→ **WHAT YOU WILL DO**
Copy out all the lines where "Ἑλλάδα" shows up.

→ **SUPPLIED INFORMATION**
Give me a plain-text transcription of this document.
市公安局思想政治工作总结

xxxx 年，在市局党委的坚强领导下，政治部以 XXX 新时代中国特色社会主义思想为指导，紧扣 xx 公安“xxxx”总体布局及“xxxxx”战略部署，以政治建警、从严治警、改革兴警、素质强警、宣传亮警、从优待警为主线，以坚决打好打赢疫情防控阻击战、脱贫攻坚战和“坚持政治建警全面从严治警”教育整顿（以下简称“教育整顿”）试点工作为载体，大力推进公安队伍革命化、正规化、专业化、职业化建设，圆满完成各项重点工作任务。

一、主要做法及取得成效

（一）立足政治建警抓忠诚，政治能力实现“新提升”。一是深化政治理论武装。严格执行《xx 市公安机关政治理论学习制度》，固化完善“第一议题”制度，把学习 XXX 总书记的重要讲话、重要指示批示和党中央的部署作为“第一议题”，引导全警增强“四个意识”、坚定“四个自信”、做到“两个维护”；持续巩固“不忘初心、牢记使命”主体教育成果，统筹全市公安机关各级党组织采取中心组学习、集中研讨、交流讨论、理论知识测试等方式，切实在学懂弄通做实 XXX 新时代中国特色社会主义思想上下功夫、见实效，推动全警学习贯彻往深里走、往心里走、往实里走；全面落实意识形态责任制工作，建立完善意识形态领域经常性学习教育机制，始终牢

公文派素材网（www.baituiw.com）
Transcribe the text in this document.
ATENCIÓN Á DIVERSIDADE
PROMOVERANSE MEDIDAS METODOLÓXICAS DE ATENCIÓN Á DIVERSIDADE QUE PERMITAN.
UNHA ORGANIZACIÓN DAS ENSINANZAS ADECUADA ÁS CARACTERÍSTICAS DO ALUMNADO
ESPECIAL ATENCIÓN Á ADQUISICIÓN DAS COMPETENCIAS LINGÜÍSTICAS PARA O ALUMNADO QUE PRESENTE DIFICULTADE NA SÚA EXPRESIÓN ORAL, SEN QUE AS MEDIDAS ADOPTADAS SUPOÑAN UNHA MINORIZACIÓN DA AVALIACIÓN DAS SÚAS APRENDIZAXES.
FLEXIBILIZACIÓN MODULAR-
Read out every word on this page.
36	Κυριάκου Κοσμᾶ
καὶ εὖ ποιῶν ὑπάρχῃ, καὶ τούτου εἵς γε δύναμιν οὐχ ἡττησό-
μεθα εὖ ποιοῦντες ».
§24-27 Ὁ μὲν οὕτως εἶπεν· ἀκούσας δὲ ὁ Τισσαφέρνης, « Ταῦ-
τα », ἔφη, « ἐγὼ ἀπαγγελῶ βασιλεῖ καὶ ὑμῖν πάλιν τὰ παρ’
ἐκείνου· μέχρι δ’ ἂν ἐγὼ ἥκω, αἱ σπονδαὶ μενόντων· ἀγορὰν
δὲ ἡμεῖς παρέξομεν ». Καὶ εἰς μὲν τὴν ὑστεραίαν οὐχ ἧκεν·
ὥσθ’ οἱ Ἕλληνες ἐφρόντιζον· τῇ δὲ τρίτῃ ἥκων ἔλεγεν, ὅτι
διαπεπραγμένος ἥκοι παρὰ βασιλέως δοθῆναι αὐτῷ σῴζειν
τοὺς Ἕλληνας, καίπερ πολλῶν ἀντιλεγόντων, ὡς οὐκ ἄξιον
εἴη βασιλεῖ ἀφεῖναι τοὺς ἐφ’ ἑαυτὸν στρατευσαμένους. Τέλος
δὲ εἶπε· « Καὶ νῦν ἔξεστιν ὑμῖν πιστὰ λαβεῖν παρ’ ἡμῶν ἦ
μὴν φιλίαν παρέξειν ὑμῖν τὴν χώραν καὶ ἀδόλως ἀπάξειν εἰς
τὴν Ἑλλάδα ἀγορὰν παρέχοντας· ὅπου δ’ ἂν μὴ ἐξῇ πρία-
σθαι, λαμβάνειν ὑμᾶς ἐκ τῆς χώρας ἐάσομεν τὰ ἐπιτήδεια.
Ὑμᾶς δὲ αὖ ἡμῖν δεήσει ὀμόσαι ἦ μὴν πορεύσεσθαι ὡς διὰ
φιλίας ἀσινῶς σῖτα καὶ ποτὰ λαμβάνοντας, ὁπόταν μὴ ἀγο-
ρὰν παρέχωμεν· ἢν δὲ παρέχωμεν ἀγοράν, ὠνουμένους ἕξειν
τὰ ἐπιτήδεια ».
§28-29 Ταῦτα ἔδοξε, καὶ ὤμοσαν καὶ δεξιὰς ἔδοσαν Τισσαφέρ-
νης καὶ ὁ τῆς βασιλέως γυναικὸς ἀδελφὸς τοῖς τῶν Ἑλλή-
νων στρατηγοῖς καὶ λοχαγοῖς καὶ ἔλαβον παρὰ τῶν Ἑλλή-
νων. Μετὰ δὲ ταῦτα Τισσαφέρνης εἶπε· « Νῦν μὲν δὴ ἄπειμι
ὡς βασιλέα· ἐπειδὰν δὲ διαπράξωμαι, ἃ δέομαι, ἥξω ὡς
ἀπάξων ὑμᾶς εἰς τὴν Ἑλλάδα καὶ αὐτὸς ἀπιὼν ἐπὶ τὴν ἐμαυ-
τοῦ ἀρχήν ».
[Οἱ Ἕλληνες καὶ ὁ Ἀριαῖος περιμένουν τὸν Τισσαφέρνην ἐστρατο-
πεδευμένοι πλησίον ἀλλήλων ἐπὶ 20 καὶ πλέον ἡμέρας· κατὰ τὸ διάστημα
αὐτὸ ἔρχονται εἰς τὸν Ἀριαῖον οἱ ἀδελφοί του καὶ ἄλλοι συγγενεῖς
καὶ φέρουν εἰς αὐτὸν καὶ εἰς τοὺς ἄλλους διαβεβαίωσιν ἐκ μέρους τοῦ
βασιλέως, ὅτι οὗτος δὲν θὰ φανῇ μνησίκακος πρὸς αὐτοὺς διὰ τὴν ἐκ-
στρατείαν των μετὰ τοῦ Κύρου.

→ **TASK RESULT**
τὴν Ἑλλάδα ἀγορὰν παρέχοντας· ὅπου δ’ ἂν μὴ ἐξῇ πρία-
ἀπάξων ὑμᾶς εἰς τὴν Ἑλλάδα καὶ αὐτὸς ἀπιὼν ἐπὶ τὴν ἐμαυ-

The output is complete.